§ Stated exercise:
Look through the data below. Pick out the lines holding the string "screenshot".

━━━ Records provided

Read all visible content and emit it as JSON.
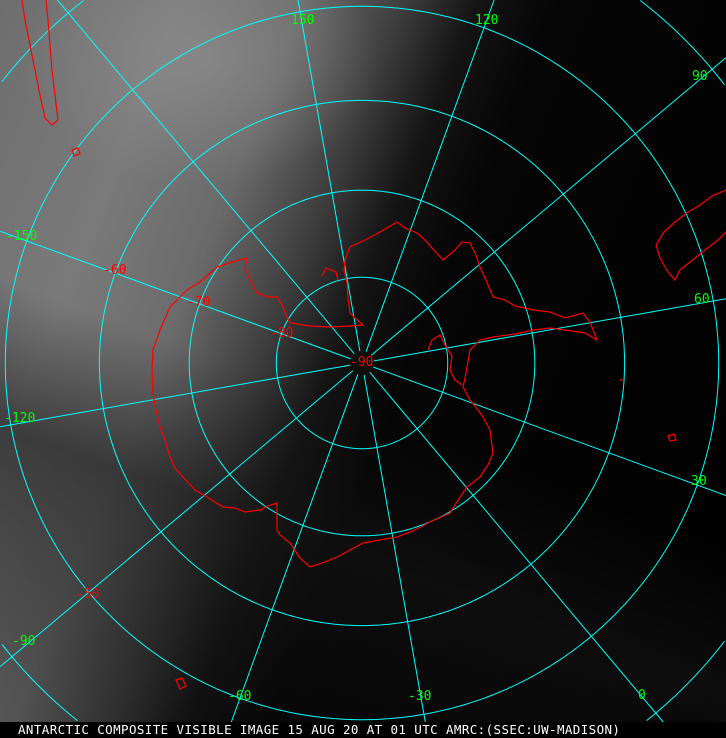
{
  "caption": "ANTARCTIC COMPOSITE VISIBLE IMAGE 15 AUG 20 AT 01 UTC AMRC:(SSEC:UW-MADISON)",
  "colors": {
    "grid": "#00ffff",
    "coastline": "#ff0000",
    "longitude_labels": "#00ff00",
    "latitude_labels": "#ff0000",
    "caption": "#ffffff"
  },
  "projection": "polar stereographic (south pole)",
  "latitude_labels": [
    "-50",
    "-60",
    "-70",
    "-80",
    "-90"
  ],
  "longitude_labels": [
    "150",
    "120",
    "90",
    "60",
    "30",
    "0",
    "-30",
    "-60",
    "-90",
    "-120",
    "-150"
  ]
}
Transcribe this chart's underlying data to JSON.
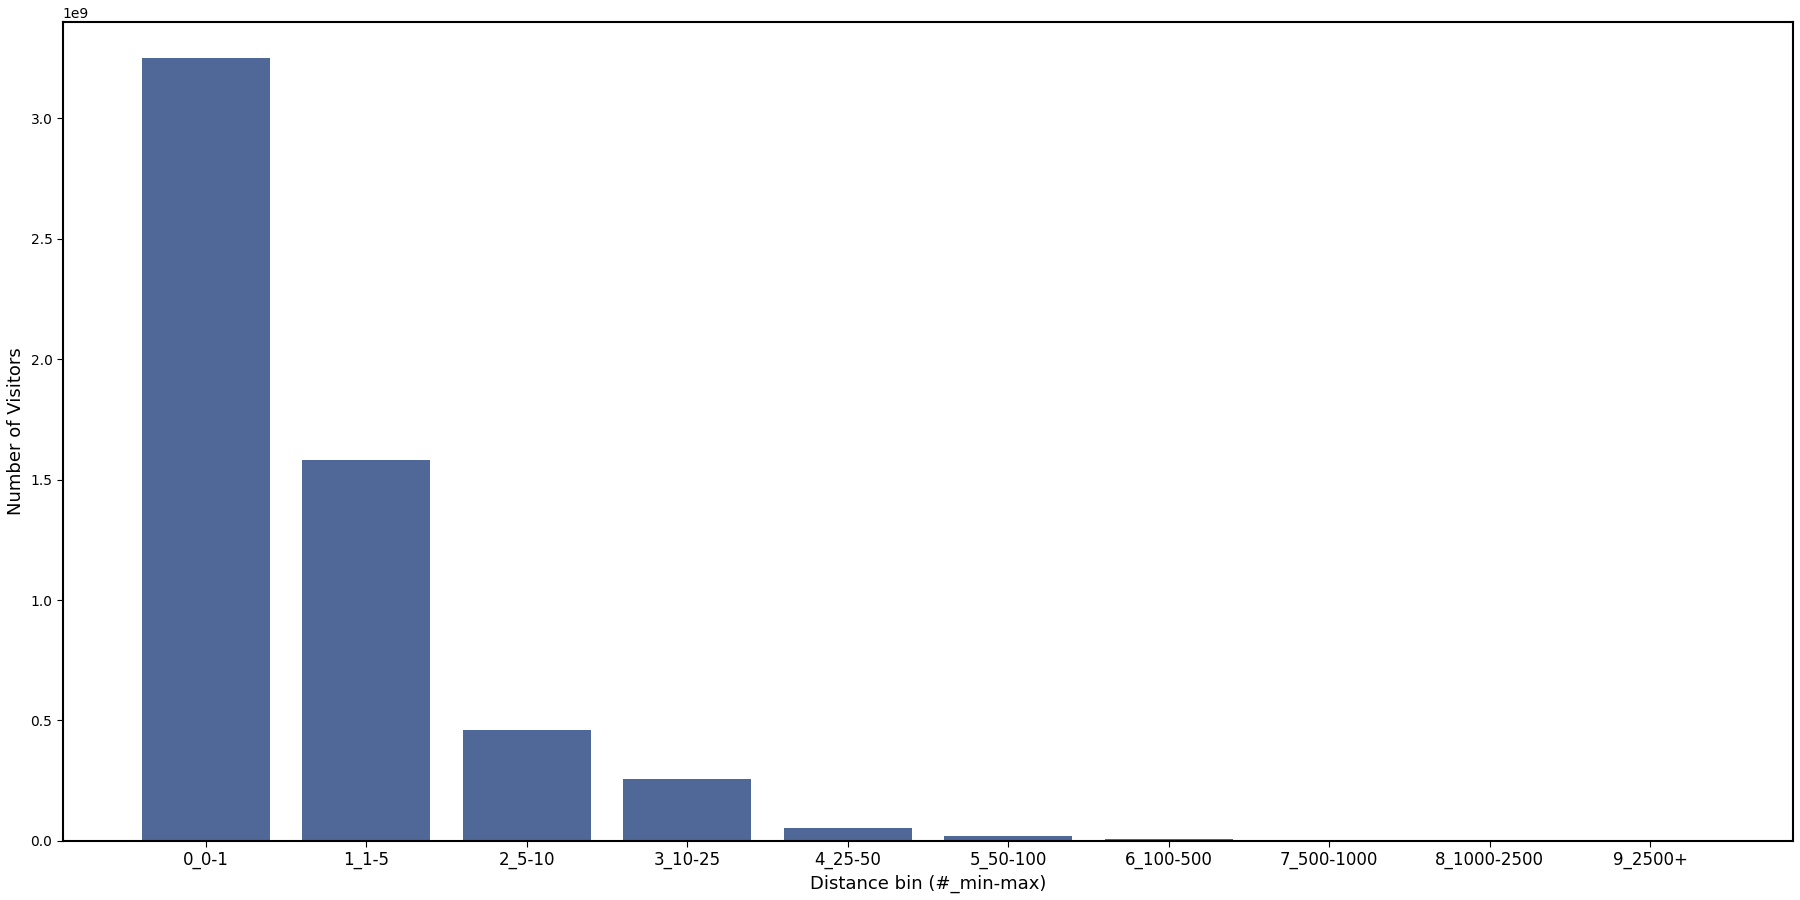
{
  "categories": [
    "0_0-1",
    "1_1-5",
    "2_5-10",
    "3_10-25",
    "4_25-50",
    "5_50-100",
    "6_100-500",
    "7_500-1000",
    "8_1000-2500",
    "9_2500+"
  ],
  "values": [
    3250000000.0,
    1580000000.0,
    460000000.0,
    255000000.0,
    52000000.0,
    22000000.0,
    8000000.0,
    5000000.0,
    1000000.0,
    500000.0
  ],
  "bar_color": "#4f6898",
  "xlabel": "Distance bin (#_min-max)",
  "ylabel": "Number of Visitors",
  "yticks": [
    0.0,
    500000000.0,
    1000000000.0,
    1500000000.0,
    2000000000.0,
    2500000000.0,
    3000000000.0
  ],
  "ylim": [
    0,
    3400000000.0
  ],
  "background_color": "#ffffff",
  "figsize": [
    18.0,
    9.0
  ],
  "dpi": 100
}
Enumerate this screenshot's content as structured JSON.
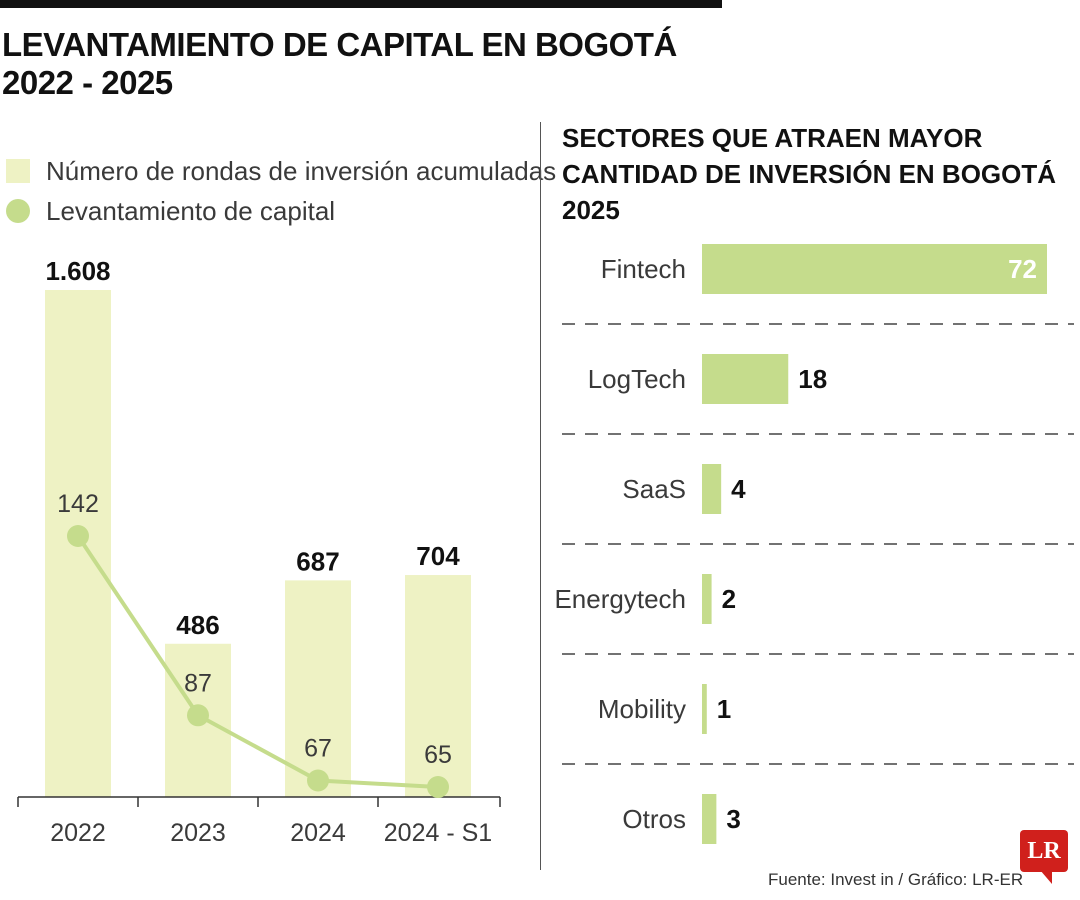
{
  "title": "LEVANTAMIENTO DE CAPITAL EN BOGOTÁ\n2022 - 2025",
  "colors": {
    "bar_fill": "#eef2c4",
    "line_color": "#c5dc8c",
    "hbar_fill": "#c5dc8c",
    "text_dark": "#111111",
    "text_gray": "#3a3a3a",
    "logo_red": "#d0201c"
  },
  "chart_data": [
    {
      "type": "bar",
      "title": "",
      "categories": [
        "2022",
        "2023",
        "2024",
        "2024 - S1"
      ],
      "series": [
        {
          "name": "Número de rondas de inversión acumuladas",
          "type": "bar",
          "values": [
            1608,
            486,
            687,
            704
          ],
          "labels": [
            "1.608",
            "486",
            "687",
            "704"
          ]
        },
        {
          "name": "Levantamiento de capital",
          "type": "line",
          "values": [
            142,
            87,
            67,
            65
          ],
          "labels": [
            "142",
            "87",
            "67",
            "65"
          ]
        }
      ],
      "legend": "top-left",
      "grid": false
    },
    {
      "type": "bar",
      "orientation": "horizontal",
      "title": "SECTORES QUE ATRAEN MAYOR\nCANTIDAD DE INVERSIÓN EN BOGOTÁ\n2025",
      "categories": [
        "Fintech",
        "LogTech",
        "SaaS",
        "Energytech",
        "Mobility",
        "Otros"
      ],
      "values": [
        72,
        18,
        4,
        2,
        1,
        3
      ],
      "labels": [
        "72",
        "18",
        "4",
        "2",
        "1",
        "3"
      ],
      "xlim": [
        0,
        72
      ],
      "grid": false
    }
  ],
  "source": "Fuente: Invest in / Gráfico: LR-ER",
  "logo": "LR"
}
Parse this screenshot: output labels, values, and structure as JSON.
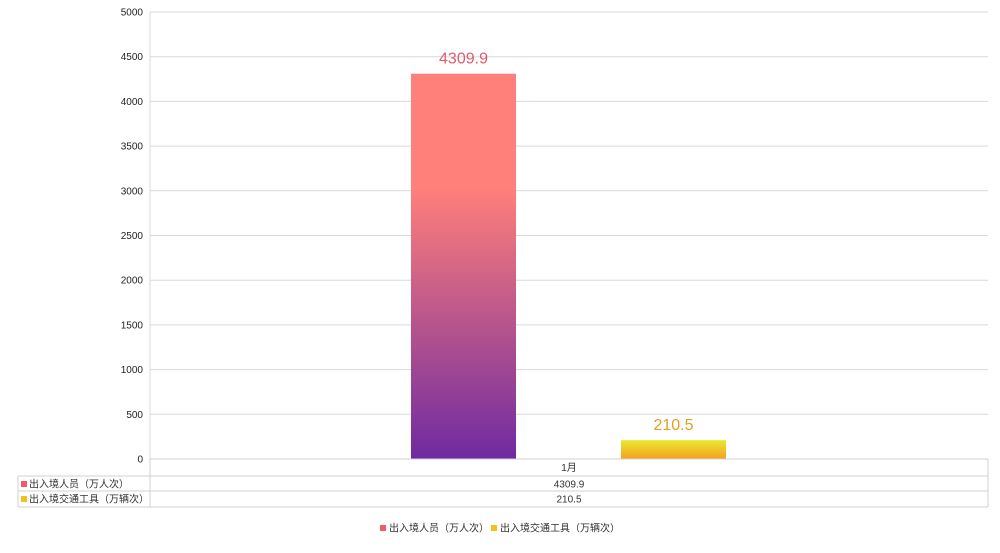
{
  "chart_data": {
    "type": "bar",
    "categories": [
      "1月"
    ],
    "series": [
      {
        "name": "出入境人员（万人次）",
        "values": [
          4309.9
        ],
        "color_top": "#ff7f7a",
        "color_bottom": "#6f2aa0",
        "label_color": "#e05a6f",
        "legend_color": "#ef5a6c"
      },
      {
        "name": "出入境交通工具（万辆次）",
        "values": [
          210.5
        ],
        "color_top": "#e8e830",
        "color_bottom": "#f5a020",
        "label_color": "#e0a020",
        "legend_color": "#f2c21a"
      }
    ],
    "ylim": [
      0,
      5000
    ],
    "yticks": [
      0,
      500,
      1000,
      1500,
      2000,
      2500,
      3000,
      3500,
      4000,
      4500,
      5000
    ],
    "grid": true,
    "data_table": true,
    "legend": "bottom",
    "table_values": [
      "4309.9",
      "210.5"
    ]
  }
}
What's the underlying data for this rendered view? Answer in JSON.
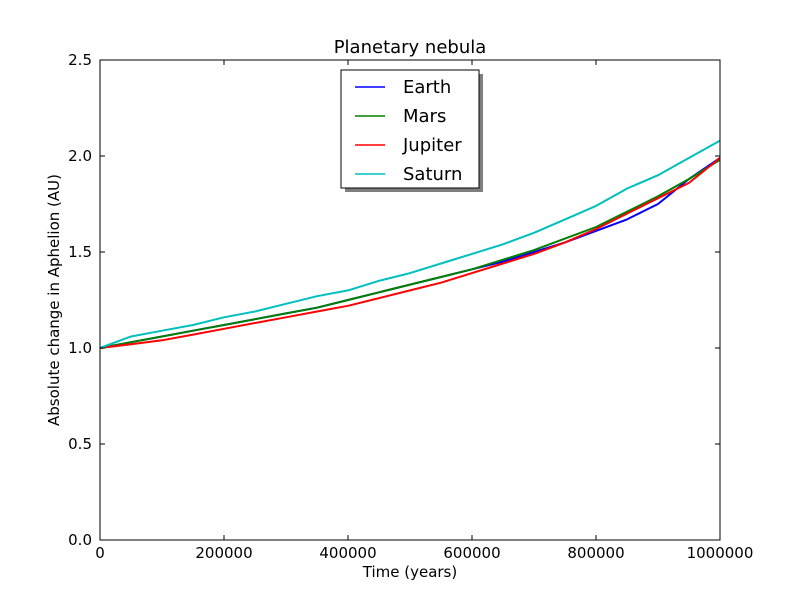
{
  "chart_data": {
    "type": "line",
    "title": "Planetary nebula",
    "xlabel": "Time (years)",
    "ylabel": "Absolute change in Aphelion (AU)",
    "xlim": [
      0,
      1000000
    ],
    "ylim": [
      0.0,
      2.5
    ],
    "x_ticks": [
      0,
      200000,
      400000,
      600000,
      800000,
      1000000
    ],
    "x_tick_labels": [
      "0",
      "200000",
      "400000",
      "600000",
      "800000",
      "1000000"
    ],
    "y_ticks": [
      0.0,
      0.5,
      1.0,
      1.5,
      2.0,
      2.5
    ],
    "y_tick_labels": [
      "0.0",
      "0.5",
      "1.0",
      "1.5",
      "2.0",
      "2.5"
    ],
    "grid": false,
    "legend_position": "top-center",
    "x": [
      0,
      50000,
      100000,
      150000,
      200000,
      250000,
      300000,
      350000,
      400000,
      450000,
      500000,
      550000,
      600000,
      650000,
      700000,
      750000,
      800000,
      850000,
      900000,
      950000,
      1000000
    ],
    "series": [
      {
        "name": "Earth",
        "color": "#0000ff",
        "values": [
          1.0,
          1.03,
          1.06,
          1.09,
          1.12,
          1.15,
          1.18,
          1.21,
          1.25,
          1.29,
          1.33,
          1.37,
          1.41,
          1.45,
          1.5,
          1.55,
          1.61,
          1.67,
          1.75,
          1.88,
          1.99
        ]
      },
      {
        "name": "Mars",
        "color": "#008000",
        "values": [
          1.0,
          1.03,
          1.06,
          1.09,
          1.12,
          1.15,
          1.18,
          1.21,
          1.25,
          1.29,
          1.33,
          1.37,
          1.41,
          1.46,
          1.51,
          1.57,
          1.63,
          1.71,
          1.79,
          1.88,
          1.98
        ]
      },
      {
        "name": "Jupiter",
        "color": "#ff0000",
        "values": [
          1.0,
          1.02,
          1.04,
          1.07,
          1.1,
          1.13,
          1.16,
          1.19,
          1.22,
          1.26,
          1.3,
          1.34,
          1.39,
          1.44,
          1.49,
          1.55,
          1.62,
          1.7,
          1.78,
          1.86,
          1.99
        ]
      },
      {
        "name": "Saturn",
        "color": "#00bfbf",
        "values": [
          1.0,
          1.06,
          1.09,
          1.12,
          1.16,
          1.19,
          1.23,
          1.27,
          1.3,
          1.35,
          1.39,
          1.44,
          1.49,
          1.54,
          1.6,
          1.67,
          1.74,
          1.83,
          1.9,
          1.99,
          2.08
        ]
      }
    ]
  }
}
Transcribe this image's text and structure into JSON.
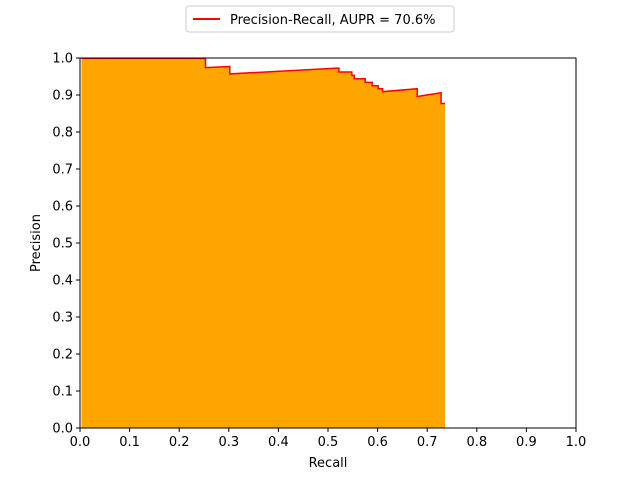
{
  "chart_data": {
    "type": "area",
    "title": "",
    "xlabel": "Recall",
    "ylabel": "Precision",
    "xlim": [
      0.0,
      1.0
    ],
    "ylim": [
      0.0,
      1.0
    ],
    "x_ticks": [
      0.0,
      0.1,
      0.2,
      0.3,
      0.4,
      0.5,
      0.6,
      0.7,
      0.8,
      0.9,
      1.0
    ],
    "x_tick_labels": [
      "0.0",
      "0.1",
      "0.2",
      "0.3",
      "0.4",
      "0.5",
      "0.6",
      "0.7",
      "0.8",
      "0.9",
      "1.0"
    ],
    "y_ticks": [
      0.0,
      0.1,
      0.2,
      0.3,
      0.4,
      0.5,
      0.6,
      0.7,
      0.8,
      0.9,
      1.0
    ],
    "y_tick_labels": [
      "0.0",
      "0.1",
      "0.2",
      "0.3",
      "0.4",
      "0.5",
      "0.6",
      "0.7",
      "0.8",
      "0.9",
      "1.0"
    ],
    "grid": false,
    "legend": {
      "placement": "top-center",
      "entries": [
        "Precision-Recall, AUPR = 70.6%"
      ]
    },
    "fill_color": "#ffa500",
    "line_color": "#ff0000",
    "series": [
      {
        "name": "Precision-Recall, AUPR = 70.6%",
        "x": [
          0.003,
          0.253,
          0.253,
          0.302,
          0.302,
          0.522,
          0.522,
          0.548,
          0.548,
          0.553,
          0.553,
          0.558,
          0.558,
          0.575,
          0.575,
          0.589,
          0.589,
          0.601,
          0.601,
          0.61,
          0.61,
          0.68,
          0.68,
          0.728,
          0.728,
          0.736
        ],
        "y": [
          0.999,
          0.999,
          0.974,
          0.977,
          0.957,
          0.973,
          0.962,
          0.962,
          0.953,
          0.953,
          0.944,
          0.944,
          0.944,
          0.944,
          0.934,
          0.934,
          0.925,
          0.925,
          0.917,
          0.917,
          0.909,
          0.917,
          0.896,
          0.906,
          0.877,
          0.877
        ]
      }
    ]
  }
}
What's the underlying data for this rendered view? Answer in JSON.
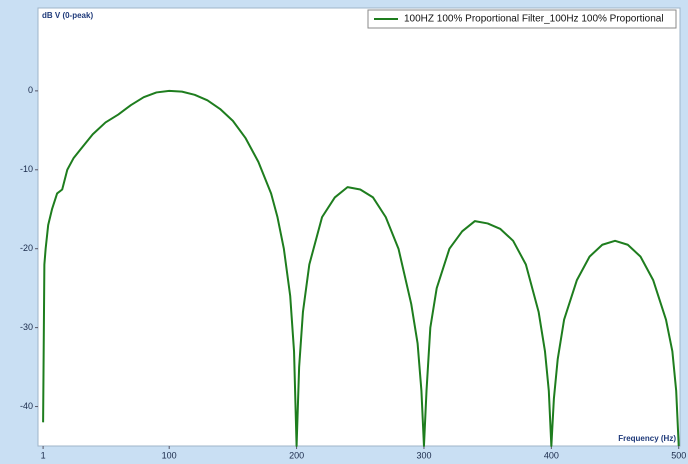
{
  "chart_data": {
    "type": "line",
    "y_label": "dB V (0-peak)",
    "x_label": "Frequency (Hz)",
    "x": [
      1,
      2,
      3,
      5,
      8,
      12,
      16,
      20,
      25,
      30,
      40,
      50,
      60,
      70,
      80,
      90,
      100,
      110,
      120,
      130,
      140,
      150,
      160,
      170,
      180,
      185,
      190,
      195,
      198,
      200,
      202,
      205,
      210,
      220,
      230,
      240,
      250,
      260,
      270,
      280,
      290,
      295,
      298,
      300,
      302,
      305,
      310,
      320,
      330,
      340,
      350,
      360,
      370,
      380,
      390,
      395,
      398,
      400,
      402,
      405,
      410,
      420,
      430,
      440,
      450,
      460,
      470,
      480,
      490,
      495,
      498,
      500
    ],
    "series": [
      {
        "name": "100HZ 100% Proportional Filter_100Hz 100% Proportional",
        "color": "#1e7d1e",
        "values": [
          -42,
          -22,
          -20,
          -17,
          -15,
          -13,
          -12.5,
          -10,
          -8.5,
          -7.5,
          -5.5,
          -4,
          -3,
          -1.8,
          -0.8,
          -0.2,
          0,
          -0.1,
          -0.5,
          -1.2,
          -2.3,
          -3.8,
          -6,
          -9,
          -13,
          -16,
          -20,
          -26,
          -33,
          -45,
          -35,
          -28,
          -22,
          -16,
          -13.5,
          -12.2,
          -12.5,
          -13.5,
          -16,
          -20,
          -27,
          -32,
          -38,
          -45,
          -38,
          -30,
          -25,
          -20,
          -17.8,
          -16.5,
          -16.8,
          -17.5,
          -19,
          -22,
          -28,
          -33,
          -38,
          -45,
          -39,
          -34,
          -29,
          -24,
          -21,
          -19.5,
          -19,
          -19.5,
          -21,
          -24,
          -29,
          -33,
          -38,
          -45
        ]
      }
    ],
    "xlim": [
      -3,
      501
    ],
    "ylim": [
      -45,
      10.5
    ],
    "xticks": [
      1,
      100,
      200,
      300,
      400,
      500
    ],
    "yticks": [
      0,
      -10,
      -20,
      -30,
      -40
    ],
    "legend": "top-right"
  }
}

━━━━━━

§ Output below:
Enumerate this screenshot's content as structured JSON.
Parse this screenshot: output labels, values, and structure as JSON.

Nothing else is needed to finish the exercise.